> [GIVEN DATA]
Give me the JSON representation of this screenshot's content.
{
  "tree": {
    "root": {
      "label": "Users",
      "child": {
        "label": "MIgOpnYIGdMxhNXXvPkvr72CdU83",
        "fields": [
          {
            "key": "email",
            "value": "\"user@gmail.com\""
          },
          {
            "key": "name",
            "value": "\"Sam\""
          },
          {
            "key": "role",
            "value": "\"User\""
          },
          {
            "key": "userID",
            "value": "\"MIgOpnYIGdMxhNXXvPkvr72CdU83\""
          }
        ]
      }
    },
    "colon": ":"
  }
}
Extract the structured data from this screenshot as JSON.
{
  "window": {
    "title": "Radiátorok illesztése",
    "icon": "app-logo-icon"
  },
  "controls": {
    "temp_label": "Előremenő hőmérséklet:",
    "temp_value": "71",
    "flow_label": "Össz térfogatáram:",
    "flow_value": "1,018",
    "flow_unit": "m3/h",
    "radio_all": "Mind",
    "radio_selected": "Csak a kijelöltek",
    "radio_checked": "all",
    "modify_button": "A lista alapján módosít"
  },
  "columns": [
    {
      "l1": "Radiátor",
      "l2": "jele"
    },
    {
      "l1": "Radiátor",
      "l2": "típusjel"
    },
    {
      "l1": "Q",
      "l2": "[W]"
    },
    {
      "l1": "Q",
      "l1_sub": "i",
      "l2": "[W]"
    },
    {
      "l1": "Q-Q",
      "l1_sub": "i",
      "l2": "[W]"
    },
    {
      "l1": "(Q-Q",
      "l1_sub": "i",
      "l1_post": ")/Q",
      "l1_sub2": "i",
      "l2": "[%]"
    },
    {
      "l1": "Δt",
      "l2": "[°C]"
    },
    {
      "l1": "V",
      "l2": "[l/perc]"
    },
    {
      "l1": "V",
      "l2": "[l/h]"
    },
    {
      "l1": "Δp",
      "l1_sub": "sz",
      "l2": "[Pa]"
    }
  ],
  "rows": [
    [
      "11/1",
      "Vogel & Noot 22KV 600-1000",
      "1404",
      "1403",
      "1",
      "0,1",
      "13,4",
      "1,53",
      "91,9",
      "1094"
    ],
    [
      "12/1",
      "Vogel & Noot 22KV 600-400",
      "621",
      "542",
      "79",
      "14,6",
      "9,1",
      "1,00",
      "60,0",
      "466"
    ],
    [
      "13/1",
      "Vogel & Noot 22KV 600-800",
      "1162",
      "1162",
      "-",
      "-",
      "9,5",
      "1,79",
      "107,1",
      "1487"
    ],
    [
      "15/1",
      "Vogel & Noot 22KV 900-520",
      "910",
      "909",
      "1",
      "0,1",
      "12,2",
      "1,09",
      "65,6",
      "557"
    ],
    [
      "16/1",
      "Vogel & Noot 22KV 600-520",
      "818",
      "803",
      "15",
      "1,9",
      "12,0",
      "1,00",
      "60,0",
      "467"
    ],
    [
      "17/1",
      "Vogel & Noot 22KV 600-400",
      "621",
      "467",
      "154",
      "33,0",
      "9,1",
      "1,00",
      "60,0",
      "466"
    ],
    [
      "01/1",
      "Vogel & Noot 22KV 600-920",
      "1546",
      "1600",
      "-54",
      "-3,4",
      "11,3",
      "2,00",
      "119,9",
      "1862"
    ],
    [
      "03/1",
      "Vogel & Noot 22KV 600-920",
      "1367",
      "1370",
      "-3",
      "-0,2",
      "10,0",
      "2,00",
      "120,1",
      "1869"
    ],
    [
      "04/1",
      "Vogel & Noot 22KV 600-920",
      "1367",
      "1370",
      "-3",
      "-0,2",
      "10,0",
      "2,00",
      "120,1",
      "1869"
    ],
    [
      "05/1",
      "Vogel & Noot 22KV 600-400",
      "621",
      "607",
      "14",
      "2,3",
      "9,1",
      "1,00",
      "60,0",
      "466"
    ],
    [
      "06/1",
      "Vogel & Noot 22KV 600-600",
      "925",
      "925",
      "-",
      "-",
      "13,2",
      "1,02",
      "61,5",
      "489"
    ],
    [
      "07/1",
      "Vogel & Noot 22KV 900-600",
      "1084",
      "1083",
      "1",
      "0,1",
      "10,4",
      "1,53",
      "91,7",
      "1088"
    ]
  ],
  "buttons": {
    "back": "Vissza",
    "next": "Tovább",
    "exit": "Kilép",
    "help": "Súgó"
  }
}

> [EXERCISE REQUIREMENTS]
Search the lines for "screenshot". Copy each line that has it.

> [ANSWER TO THIS PROBLEM]
Give me the JSON representation of this screenshot's content.
Extract the structured data from this screenshot as JSON.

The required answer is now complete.